Written request ::
Collect all lines from the records below that include the word "饲料收获机".

----------------------------------------

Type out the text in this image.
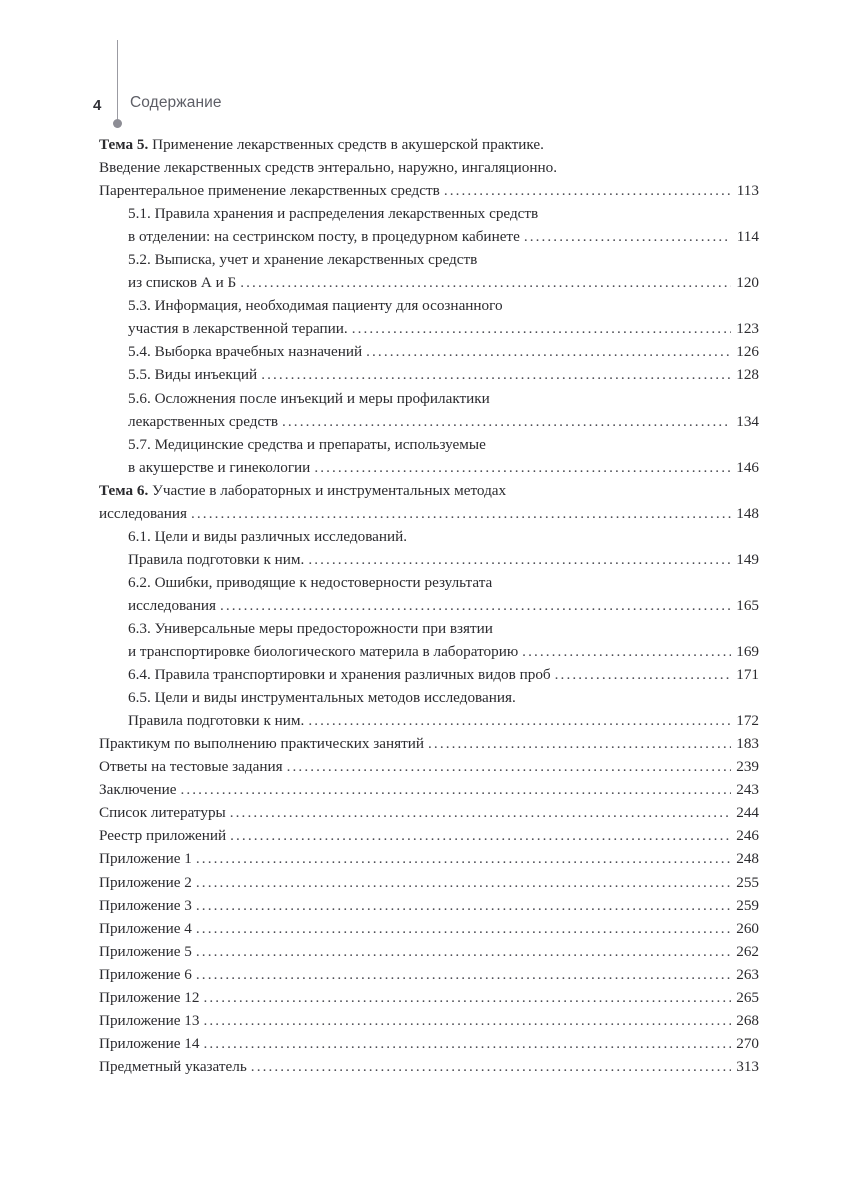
4 Содержание
Тема 5. Применение лекарственных средств в акушерской практике.
Введение лекарственных средств энтерально, наружно, ингаляционно.
Парентеральное применение лекарственных средств .....	113
5.1. Правила хранения и распределения лекарственных средств
в отделении: на сестринском посту, в процедурном кабинете .....	114
5.2. Выписка, учет и хранение лекарственных средств
из списков А и Б .....	120
5.3. Информация, необходимая пациенту для осознанного
участия в лекарственной терапии. .....	123
5.4. Выборка врачебных назначений .....	126
5.5. Виды инъекций .....	128
5.6. Осложнения после инъекций и меры профилактики
лекарственных средств .....	134
5.7. Медицинские средства и препараты, используемые
в акушерстве и гинекологии .....	146
Тема 6. Участие в лабораторных и инструментальных методах
исследования .....	148
6.1. Цели и виды различных исследований.
Правила подготовки к ним. .....	149
6.2. Ошибки, приводящие к недостоверности результата
исследования .....	165
6.3. Универсальные меры предосторожности при взятии
и транспортировке биологического материла в лабораторию .....	169
6.4. Правила транспортировки и хранения различных видов проб .....	171
6.5. Цели и виды инструментальных методов исследования.
Правила подготовки к ним. .....	172
Практикум по выполнению практических занятий .....	183
Ответы на тестовые задания .....	239
Заключение .....	243
Список литературы .....	244
Реестр приложений .....	246
Приложение 1 .....	248
Приложение 2 .....	255
Приложение 3 .....	259
Приложение 4 .....	260
Приложение 5 .....	262
Приложение 6 .....	263
Приложение 12 .....	265
Приложение 13 .....	268
Приложение 14 .....	270
Предметный указатель .....	313
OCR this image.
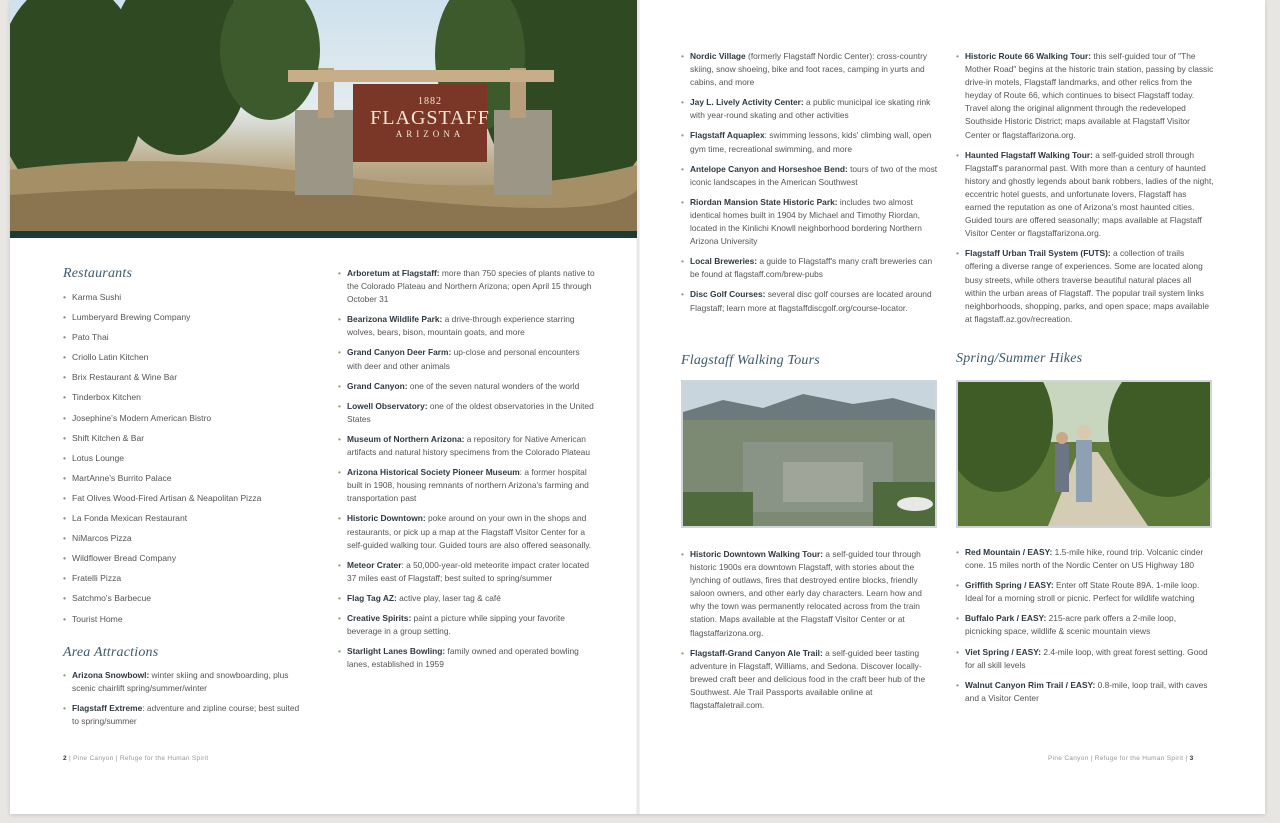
1882
FLAGSTAFF
ARIZONA
Restaurants
• Karma Sushi
• Lumberyard Brewing Company
• Pato Thai
• Criollo Latin Kitchen
• Brix Restaurant & Wine Bar
• Tinderbox Kitchen
• Josephine's Modern American Bistro
• Shift Kitchen & Bar
• Lotus Lounge
• MartAnne's Burrito Palace
• Fat Olives Wood-Fired Artisan & Neapolitan Pizza
• La Fonda Mexican Restaurant
• NiMarcos Pizza
• Wildflower Bread Company
• Fratelli Pizza
• Satchmo's Barbecue
• Tourist Home
Area Attractions
• Arizona Snowbowl: winter skiing and snowboarding, plus scenic chairlift spring/summer/winter
• Flagstaff Extreme: adventure and zipline course; best suited to spring/summer
• Arboretum at Flagstaff: more than 750 species of plants native to the Colorado Plateau and Northern Arizona; open April 15 through October 31
• Bearizona Wildlife Park: a drive-through experience starring wolves, bears, bison, mountain goats, and more
• Grand Canyon Deer Farm: up-close and personal encounters with deer and other animals
• Grand Canyon: one of the seven natural wonders of the world
• Lowell Observatory: one of the oldest observatories in the United States
• Museum of Northern Arizona: a repository for Native American artifacts and natural history specimens from the Colorado Plateau
• Arizona Historical Society Pioneer Museum: a former hospital built in 1908, housing remnants of northern Arizona's farming and transportation past
• Historic Downtown: poke around on your own in the shops and restaurants, or pick up a map at the Flagstaff Visitor Center for a self-guided walking tour. Guided tours are also offered seasonally.
• Meteor Crater: a 50,000-year-old meteorite impact crater located 37 miles east of Flagstaff; best suited to spring/summer
• Flag Tag AZ: active play, laser tag & café
• Creative Spirits: paint a picture while sipping your favorite beverage in a group setting.
• Starlight Lanes Bowling: family owned and operated bowling lanes, established in 1959
• Nordic Village (formerly Flagstaff Nordic Center): cross-country skiing, snow shoeing, bike and foot races, camping in yurts and cabins, and more
• Jay L. Lively Activity Center: a public municipal ice skating rink with year-round skating and other activities
• Flagstaff Aquaplex: swimming lessons, kids' climbing wall, open gym time, recreational swimming, and more
• Antelope Canyon and Horseshoe Bend: tours of two of the most iconic landscapes in the American Southwest
• Riordan Mansion State Historic Park: includes two almost identical homes built in 1904 by Michael and Timothy Riordan, located in the Kinlichi Knowll neighborhood bordering Northern Arizona University
• Local Breweries: a guide to Flagstaff's many craft breweries can be found at flagstaff.com/brew-pubs
• Disc Golf Courses: several disc golf courses are located around Flagstaff; learn more at flagstaffdiscgolf.org/course-locator.
• Historic Route 66 Walking Tour: this self-guided tour of "The Mother Road" begins at the historic train station, passing by classic drive-in motels, Flagstaff landmarks, and other relics from the heyday of Route 66, which continues to bisect Flagstaff today. Travel along the original alignment through the redeveloped Southside Historic District; maps available at Flagstaff Visitor Center or flagstaffarizona.org.
• Haunted Flagstaff Walking Tour: a self-guided stroll through Flagstaff's paranormal past. With more than a century of haunted history and ghostly legends about bank robbers, ladies of the night, eccentric hotel guests, and unfortunate lovers, Flagstaff has earned the reputation as one of Arizona's most haunted cities. Guided tours are offered seasonally; maps available at Flagstaff Visitor Center or flagstaffarizona.org.
• Flagstaff Urban Trail System (FUTS): a collection of trails offering a diverse range of experiences. Some are located along busy streets, while others traverse beautiful natural places all within the urban areas of Flagstaff. The popular trail system links neighborhoods, shopping, parks, and open space; maps available at flagstaff.az.gov/recreation.
Flagstaff Walking Tours
• Historic Downtown Walking Tour: a self-guided tour through historic 1900s era downtown Flagstaff, with stories about the lynching of outlaws, fires that destroyed entire blocks, friendly saloon owners, and other early day characters. Learn how and why the town was permanently relocated across from the train station. Maps available at the Flagstaff Visitor Center or at flagstaffarizona.org.
• Flagstaff-Grand Canyon Ale Trail: a self-guided beer tasting adventure in Flagstaff, Williams, and Sedona. Discover locally-brewed craft beer and delicious food in the craft beer hub of the Southwest. Ale Trail Passports available online at flagstaffaletrail.com.
Spring/Summer Hikes
• Red Mountain / EASY: 1.5-mile hike, round trip. Volcanic cinder cone. 15 miles north of the Nordic Center on US Highway 180
• Griffith Spring / EASY: Enter off State Route 89A. 1-mile loop. Ideal for a morning stroll or picnic. Perfect for wildlife watching
• Buffalo Park / EASY: 215-acre park offers a 2-mile loop, picnicking space, wildlife & scenic mountain views
• Viet Spring / EASY: 2.4-mile loop, with great forest setting. Good for all skill levels
• Walnut Canyon Rim Trail / EASY: 0.8-mile, loop trail, with caves and a Visitor Center
2 | Pine Canyon | Refuge for the Human Spirit	Pine Canyon | Refuge for the Human Spirit | 3
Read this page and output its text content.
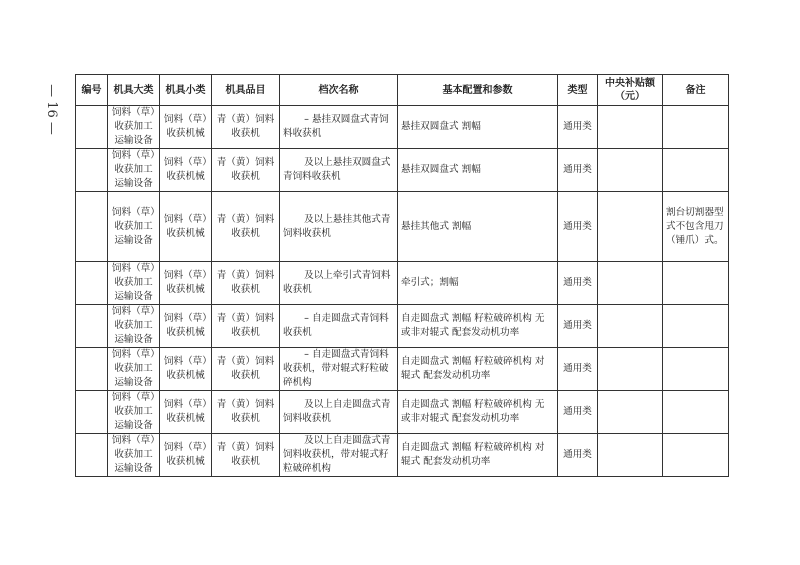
— 16 — 编号	机具大类	机具小类	机具品目	档次名称	基本配置和参数	类型	中央补贴额（元）	备注
	饲料（草）收获加工运输设备	饲料（草）收获机械	青（黄）饲料收获机	– 悬挂双圆盘式青饲料收获机	悬挂双圆盘式 割幅	通用类		
	饲料（草）收获加工运输设备	饲料（草）收获机械	青（黄）饲料收获机	及以上悬挂双圆盘式青饲料收获机	悬挂双圆盘式 割幅	通用类		
	饲料（草）收获加工运输设备	饲料（草）收获机械	青（黄）饲料收获机	及以上悬挂其他式青饲料收获机	悬挂其他式 割幅	通用类		割台切割器型式不包含甩刀（锤爪）式。
	饲料（草）收获加工运输设备	饲料（草）收获机械	青（黄）饲料收获机	及以上牵引式青饲料收获机	牵引式；割幅	通用类		
	饲料（草）收获加工运输设备	饲料（草）收获机械	青（黄）饲料收获机	– 自走圆盘式青饲料收获机	自走圆盘式 割幅 籽粒破碎机构 无或非对辊式 配套发动机功率	通用类		
	饲料（草）收获加工运输设备	饲料（草）收获机械	青（黄）饲料收获机	– 自走圆盘式青饲料收获机，带对辊式籽粒破碎机构	自走圆盘式 割幅 籽粒破碎机构 对辊式 配套发动机功率	通用类		
	饲料（草）收获加工运输设备	饲料（草）收获机械	青（黄）饲料收获机	及以上自走圆盘式青饲料收获机	自走圆盘式 割幅 籽粒破碎机构 无或非对辊式 配套发动机功率	通用类		
	饲料（草）收获加工运输设备	饲料（草）收获机械	青（黄）饲料收获机	及以上自走圆盘式青饲料收获机，带对辊式籽粒破碎机构	自走圆盘式 割幅 籽粒破碎机构 对辊式 配套发动机功率	通用类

----------------------------------------

Solution to this exercise ::
	饲料（草）收获加工运输设备	饲料（草）收获机械	青（黄）饲料收获机	– 悬挂双圆盘式青饲料收获机	悬挂双圆盘式 割幅	通用类		
	饲料（草）收获加工运输设备	饲料（草）收获机械	青（黄）饲料收获机	及以上悬挂双圆盘式青饲料收获机	悬挂双圆盘式 割幅	通用类		
	饲料（草）收获加工运输设备	饲料（草）收获机械	青（黄）饲料收获机	及以上悬挂其他式青饲料收获机	悬挂其他式 割幅	通用类		割台切割器型式不包含甩刀（锤爪）式。
	饲料（草）收获加工运输设备	饲料（草）收获机械	青（黄）饲料收获机	及以上牵引式青饲料收获机	牵引式；割幅	通用类		
	饲料（草）收获加工运输设备	饲料（草）收获机械	青（黄）饲料收获机	– 自走圆盘式青饲料收获机	自走圆盘式 割幅 籽粒破碎机构 无或非对辊式 配套发动机功率	通用类		
	饲料（草）收获加工运输设备	饲料（草）收获机械	青（黄）饲料收获机	– 自走圆盘式青饲料收获机，带对辊式籽粒破碎机构	自走圆盘式 割幅 籽粒破碎机构 对辊式 配套发动机功率	通用类		
	饲料（草）收获加工运输设备	饲料（草）收获机械	青（黄）饲料收获机	及以上自走圆盘式青饲料收获机	自走圆盘式 割幅 籽粒破碎机构 无或非对辊式 配套发动机功率	通用类		
	饲料（草）收获加工运输设备	饲料（草）收获机械	青（黄）饲料收获机	及以上自走圆盘式青饲料收获机，带对辊式籽粒破碎机构	自走圆盘式 割幅 籽粒破碎机构 对辊式 配套发动机功率	通用类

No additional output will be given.